## [GIVEN REQUEST]
Find the word "title" in the material below and gather every line that contains it.

## [Collected data entries]
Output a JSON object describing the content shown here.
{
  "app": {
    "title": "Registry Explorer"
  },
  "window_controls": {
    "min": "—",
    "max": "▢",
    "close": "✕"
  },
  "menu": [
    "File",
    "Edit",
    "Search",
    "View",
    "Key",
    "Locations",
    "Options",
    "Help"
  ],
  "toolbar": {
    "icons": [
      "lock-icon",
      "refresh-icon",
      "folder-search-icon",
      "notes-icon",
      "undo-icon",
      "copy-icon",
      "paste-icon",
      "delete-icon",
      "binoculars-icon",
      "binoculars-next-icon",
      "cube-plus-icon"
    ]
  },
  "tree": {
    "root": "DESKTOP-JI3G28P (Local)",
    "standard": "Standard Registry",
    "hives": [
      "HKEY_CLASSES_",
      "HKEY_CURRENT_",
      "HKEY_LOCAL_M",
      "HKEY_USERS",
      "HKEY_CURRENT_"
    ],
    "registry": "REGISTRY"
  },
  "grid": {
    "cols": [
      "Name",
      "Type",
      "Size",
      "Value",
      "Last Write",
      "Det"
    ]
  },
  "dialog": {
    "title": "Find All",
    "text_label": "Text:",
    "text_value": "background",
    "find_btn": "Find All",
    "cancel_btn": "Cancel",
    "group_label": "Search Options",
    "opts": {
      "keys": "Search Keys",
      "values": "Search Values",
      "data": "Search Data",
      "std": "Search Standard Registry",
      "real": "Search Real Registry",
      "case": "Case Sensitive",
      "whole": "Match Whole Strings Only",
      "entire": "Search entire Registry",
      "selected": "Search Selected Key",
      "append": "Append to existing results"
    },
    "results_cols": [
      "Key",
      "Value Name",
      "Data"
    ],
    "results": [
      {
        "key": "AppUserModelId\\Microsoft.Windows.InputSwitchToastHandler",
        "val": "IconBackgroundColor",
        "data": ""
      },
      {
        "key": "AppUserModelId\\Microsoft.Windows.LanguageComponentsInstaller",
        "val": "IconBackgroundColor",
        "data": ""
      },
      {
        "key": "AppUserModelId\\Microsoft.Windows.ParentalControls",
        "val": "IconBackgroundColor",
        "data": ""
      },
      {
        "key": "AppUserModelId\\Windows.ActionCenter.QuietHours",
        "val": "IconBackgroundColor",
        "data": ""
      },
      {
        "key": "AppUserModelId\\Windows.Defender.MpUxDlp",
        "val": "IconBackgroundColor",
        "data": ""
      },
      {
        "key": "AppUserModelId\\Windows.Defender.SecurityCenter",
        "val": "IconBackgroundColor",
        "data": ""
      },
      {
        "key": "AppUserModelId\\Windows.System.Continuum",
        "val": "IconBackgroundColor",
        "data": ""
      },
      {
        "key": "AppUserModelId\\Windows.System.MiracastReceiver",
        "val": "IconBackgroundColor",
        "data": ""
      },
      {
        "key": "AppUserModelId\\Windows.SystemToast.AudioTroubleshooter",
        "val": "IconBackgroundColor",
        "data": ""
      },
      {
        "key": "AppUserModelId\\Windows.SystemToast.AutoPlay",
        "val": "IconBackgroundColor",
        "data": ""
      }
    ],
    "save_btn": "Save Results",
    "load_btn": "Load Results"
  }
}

## [TASK SOLUTION]
    "title": "Registry Explorer"
    "title": "Find All",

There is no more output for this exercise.